Extract all records. Keep each one exact.

- _Material_:
****

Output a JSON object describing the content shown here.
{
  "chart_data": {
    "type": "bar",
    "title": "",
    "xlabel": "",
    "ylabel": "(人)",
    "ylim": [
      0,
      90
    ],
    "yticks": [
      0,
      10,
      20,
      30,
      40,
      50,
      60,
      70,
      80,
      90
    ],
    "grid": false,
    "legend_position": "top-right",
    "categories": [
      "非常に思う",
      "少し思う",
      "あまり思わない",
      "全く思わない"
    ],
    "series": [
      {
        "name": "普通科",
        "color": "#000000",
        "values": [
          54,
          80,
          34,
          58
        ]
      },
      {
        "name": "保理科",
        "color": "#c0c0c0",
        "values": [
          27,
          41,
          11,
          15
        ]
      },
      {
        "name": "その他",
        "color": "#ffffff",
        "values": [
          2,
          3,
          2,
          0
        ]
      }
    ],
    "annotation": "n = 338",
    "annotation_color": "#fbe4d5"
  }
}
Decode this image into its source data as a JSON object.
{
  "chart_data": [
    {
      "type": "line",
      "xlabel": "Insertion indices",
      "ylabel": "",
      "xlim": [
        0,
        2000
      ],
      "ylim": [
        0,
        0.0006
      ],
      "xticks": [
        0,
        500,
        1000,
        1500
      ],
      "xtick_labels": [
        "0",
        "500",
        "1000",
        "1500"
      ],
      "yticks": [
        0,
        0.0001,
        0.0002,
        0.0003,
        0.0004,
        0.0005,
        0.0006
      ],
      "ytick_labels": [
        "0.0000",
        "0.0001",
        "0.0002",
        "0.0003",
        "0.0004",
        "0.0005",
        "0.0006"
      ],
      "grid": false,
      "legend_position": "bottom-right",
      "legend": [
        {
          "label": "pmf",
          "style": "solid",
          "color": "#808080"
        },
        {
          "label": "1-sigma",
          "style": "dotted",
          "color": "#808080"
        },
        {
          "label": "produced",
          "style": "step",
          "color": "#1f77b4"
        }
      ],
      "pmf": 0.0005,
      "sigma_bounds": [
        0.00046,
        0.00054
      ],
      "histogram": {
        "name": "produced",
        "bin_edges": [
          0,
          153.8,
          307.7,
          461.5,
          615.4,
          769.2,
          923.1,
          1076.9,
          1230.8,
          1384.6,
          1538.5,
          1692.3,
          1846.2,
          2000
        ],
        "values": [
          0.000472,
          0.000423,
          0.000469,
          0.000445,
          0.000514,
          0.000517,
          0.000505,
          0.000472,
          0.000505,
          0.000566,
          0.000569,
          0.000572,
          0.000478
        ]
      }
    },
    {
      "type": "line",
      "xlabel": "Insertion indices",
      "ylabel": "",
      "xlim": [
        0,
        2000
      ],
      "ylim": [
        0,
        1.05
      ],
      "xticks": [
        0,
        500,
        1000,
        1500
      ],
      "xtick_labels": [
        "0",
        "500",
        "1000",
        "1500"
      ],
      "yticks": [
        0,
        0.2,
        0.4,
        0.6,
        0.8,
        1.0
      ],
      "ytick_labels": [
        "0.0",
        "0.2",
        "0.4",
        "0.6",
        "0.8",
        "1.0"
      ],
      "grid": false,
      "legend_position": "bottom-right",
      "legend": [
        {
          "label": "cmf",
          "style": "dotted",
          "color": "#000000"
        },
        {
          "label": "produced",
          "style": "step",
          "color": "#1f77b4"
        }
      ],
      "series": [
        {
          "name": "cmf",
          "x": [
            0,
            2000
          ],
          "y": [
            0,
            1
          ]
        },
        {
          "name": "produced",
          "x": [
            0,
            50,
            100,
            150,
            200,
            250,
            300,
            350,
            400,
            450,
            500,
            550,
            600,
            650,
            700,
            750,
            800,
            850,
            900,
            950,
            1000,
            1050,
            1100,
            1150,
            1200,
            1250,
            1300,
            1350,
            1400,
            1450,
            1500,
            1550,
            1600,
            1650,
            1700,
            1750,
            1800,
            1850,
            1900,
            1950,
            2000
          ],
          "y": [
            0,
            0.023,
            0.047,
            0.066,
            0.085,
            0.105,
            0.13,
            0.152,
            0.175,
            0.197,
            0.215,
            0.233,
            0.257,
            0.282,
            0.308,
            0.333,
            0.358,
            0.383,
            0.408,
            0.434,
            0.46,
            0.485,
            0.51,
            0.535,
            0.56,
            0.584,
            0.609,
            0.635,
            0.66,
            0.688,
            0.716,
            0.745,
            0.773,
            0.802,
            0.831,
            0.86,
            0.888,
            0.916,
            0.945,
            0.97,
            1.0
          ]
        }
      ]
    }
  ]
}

****

- _Response_:
Output a JSON object describing the content shown here.
{
  "chart_data": {
    "type": "bar",
    "title": "",
    "xlabel": "",
    "ylabel": "(人)",
    "ylim": [
      0,
      90
    ],
    "yticks": [
      0,
      10,
      20,
      30,
      40,
      50,
      60,
      70,
      80,
      90
    ],
    "grid": false,
    "legend_position": "top-right",
    "categories": [
      "非常に思う",
      "少し思う",
      "あまり思わない",
      "全く思わない"
    ],
    "series": [
      {
        "name": "普通科",
        "color": "#000000",
        "values": [
          54,
          80,
          34,
          58
        ]
      },
      {
        "name": "保理科",
        "color": "#c0c0c0",
        "values": [
          27,
          41,
          11,
          15
        ]
      },
      {
        "name": "その他",
        "color": "#ffffff",
        "values": [
          2,
          3,
          2,
          0
        ]
      }
    ],
    "annotation": "n = 338",
    "annotation_color": "#fbe4d5"
  }
}
Decode this image into its source data as a JSON object.
{
  "chart_data": [
    {
      "type": "line",
      "xlabel": "Insertion indices",
      "ylabel": "",
      "xlim": [
        0,
        2000
      ],
      "ylim": [
        0,
        0.0006
      ],
      "xticks": [
        0,
        500,
        1000,
        1500
      ],
      "xtick_labels": [
        "0",
        "500",
        "1000",
        "1500"
      ],
      "yticks": [
        0,
        0.0001,
        0.0002,
        0.0003,
        0.0004,
        0.0005,
        0.0006
      ],
      "ytick_labels": [
        "0.0000",
        "0.0001",
        "0.0002",
        "0.0003",
        "0.0004",
        "0.0005",
        "0.0006"
      ],
      "grid": false,
      "legend_position": "bottom-right",
      "legend": [
        {
          "label": "pmf",
          "style": "solid",
          "color": "#808080"
        },
        {
          "label": "1-sigma",
          "style": "dotted",
          "color": "#808080"
        },
        {
          "label": "produced",
          "style": "step",
          "color": "#1f77b4"
        }
      ],
      "pmf": 0.0005,
      "sigma_bounds": [
        0.00046,
        0.00054
      ],
      "histogram": {
        "name": "produced",
        "bin_edges": [
          0,
          153.8,
          307.7,
          461.5,
          615.4,
          769.2,
          923.1,
          1076.9,
          1230.8,
          1384.6,
          1538.5,
          1692.3,
          1846.2,
          2000
        ],
        "values": [
          0.000472,
          0.000423,
          0.000469,
          0.000445,
          0.000514,
          0.000517,
          0.000505,
          0.000472,
          0.000505,
          0.000566,
          0.000569,
          0.000572,
          0.000478
        ]
      }
    },
    {
      "type": "line",
      "xlabel": "Insertion indices",
      "ylabel": "",
      "xlim": [
        0,
        2000
      ],
      "ylim": [
        0,
        1.05
      ],
      "xticks": [
        0,
        500,
        1000,
        1500
      ],
      "xtick_labels": [
        "0",
        "500",
        "1000",
        "1500"
      ],
      "yticks": [
        0,
        0.2,
        0.4,
        0.6,
        0.8,
        1.0
      ],
      "ytick_labels": [
        "0.0",
        "0.2",
        "0.4",
        "0.6",
        "0.8",
        "1.0"
      ],
      "grid": false,
      "legend_position": "bottom-right",
      "legend": [
        {
          "label": "cmf",
          "style": "dotted",
          "color": "#000000"
        },
        {
          "label": "produced",
          "style": "step",
          "color": "#1f77b4"
        }
      ],
      "series": [
        {
          "name": "cmf",
          "x": [
            0,
            2000
          ],
          "y": [
            0,
            1
          ]
        },
        {
          "name": "produced",
          "x": [
            0,
            50,
            100,
            150,
            200,
            250,
            300,
            350,
            400,
            450,
            500,
            550,
            600,
            650,
            700,
            750,
            800,
            850,
            900,
            950,
            1000,
            1050,
            1100,
            1150,
            1200,
            1250,
            1300,
            1350,
            1400,
            1450,
            1500,
            1550,
            1600,
            1650,
            1700,
            1750,
            1800,
            1850,
            1900,
            1950,
            2000
          ],
          "y": [
            0,
            0.023,
            0.047,
            0.066,
            0.085,
            0.105,
            0.13,
            0.152,
            0.175,
            0.197,
            0.215,
            0.233,
            0.257,
            0.282,
            0.308,
            0.333,
            0.358,
            0.383,
            0.408,
            0.434,
            0.46,
            0.485,
            0.51,
            0.535,
            0.56,
            0.584,
            0.609,
            0.635,
            0.66,
            0.688,
            0.716,
            0.745,
            0.773,
            0.802,
            0.831,
            0.86,
            0.888,
            0.916,
            0.945,
            0.97,
            1.0
          ]
        }
      ]
    }
  ]
}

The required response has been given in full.